►

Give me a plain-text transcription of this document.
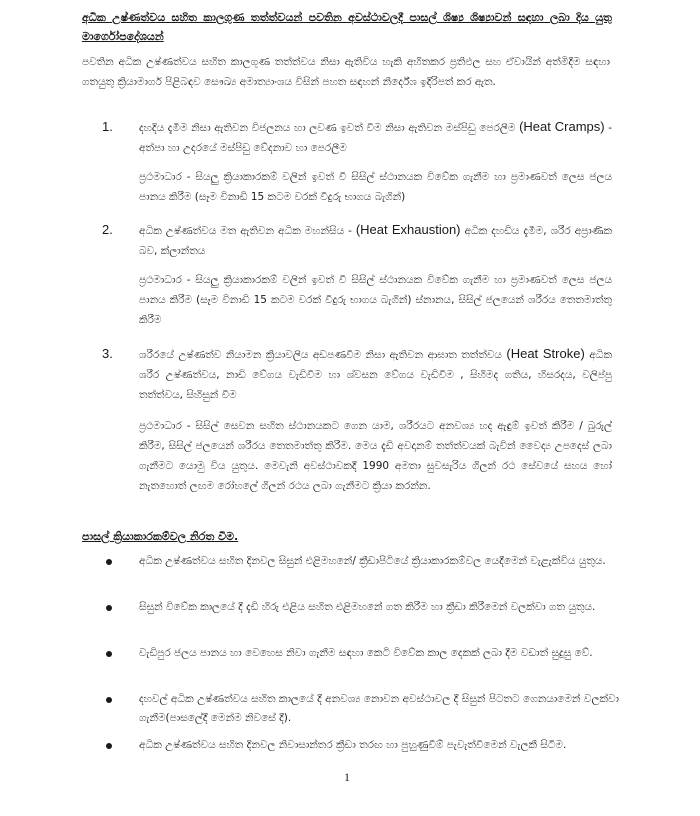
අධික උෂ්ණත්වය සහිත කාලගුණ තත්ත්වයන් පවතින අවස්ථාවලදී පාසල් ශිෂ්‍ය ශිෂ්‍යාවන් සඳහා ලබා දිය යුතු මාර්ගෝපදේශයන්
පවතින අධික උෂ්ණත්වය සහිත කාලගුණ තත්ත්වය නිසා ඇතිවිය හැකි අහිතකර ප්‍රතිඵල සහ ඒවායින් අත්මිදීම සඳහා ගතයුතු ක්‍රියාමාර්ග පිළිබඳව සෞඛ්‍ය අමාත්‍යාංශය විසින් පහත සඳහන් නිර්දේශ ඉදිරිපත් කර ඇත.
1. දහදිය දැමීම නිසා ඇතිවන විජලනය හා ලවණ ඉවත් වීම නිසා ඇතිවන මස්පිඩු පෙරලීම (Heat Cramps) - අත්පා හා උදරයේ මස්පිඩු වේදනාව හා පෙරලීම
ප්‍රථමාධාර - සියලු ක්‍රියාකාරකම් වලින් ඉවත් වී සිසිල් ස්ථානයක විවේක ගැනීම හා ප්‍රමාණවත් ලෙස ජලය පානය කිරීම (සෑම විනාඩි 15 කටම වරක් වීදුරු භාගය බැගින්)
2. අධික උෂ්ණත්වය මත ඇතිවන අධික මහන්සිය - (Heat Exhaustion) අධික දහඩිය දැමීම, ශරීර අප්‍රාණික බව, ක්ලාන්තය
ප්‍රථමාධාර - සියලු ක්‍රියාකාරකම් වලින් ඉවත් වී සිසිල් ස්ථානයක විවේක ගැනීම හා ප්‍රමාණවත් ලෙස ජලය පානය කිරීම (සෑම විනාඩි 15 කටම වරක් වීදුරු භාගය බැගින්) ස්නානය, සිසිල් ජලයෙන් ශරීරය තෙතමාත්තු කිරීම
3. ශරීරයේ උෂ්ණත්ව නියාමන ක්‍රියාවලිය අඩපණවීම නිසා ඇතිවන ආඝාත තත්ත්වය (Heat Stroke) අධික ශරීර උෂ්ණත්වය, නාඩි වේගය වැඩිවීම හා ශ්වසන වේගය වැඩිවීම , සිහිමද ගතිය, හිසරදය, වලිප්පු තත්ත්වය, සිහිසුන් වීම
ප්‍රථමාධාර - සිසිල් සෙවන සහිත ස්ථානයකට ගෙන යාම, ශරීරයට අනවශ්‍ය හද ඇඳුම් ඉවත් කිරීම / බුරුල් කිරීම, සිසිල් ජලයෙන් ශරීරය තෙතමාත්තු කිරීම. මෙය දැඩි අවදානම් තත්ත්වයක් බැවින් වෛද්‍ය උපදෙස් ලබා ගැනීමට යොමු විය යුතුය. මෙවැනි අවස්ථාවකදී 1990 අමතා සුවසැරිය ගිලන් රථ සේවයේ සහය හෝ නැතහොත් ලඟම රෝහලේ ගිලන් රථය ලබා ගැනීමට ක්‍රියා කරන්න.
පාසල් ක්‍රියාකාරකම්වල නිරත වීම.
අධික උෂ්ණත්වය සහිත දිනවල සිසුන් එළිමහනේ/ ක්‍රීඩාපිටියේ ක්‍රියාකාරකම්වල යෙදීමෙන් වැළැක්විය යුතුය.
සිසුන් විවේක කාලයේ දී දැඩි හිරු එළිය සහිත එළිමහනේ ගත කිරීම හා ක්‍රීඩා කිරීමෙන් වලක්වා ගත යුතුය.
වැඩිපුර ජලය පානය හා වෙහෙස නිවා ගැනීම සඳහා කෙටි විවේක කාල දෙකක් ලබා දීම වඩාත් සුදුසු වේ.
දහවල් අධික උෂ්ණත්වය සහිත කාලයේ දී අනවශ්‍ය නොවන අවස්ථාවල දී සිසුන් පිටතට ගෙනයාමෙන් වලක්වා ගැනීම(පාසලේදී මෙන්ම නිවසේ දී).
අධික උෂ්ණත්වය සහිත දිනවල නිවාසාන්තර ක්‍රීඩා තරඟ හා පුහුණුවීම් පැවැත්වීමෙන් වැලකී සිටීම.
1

◄
►

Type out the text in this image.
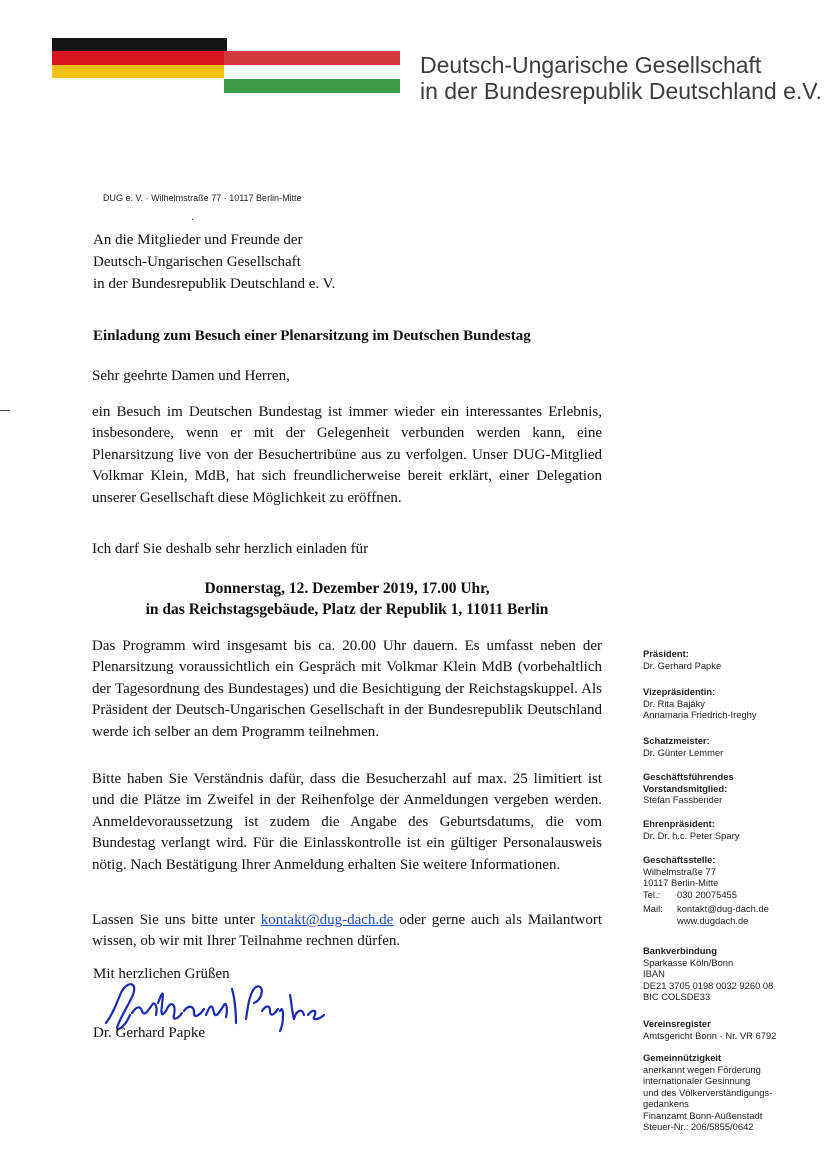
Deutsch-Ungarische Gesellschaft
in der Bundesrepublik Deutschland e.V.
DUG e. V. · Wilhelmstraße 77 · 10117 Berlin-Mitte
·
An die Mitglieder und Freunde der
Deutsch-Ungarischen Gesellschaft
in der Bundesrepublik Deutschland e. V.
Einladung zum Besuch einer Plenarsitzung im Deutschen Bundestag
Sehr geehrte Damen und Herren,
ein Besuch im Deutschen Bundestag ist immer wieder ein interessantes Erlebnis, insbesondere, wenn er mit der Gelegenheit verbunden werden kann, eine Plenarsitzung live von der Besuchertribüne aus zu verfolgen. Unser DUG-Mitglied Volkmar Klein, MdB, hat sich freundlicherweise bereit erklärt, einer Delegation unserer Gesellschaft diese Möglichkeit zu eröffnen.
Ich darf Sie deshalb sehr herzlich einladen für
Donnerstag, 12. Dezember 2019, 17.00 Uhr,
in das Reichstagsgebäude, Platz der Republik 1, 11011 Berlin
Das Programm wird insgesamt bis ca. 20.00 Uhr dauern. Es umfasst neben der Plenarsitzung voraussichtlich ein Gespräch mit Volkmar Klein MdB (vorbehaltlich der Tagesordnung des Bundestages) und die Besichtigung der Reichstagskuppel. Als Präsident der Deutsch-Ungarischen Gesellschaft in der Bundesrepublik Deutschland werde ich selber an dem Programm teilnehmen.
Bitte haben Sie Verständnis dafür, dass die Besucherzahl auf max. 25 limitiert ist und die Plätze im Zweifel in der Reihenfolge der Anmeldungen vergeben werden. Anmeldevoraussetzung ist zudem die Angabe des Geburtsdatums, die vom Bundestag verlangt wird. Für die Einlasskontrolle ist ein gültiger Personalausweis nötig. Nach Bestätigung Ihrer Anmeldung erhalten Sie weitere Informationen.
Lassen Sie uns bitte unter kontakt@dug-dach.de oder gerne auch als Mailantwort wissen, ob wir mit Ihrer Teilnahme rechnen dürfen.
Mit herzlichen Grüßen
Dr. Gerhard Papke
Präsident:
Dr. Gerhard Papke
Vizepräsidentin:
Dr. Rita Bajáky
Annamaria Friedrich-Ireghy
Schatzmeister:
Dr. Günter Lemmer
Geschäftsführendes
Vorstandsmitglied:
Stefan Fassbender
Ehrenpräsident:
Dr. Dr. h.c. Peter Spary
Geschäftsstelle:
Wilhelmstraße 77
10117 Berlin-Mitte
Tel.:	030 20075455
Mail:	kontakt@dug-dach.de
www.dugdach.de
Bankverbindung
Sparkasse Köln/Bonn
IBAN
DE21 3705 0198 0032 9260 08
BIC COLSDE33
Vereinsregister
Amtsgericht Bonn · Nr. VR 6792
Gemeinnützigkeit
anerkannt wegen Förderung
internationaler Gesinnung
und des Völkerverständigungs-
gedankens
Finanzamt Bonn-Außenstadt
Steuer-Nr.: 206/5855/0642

◄
►

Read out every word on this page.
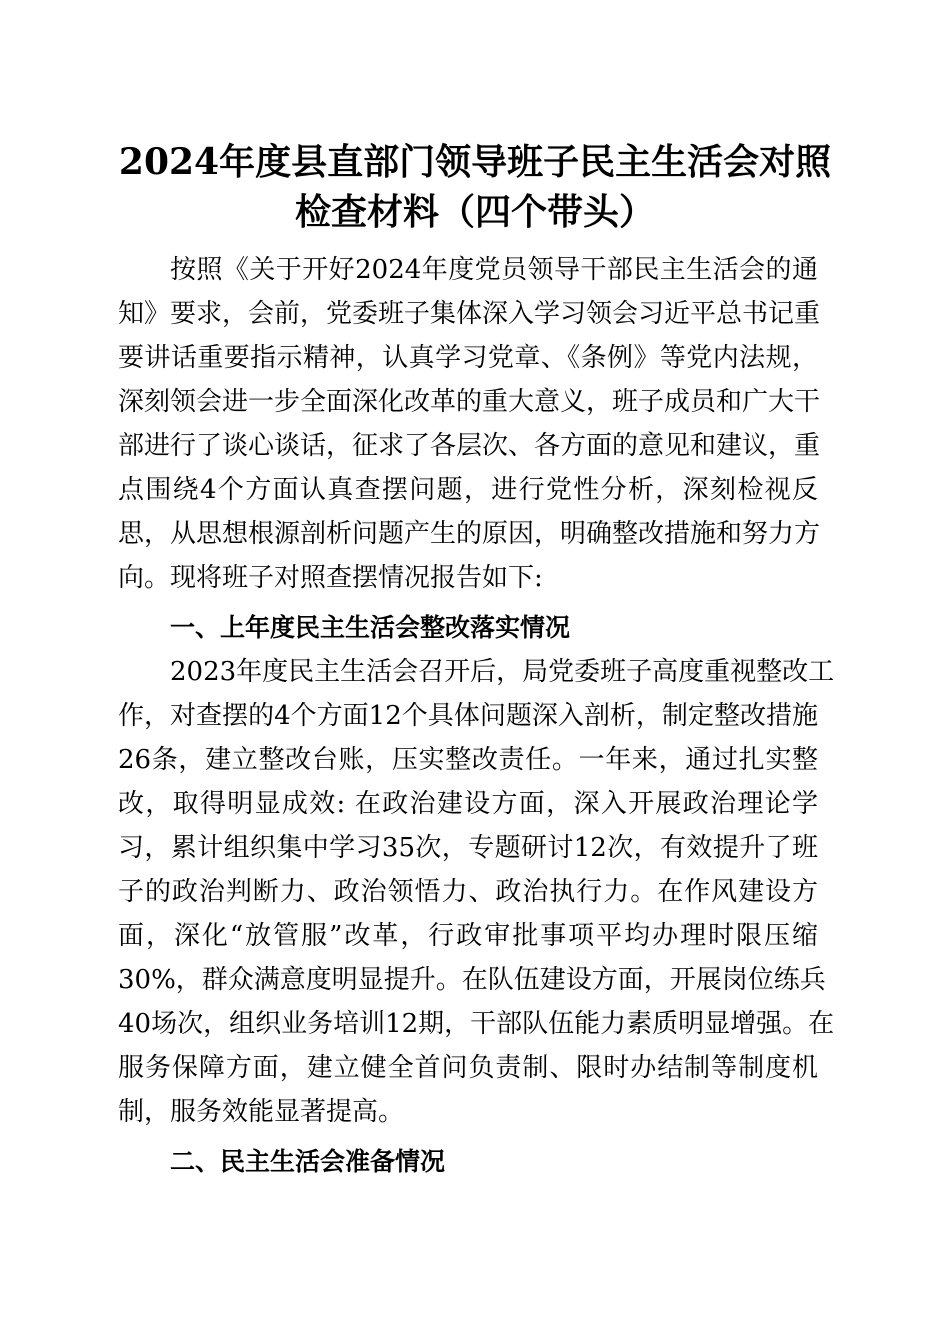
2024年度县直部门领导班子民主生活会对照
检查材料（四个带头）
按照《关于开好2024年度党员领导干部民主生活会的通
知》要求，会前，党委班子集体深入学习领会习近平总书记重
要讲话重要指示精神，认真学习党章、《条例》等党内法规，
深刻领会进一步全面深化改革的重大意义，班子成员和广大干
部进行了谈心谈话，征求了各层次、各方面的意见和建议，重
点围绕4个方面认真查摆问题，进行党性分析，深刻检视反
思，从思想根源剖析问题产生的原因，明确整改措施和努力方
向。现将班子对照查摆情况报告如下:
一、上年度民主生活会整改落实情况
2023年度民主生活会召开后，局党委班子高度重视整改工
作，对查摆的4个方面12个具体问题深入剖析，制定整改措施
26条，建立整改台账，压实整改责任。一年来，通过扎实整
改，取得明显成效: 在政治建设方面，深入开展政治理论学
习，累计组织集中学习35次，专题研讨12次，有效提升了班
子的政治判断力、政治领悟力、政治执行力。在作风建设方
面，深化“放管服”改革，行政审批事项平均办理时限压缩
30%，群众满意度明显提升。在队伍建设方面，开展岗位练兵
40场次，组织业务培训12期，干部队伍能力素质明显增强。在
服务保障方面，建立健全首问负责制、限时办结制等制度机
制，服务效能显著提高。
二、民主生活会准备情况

◄

Look through the records above and report how many lines hold the word "Mitte", giving only the number.

**CORRECT RESPONSE**
2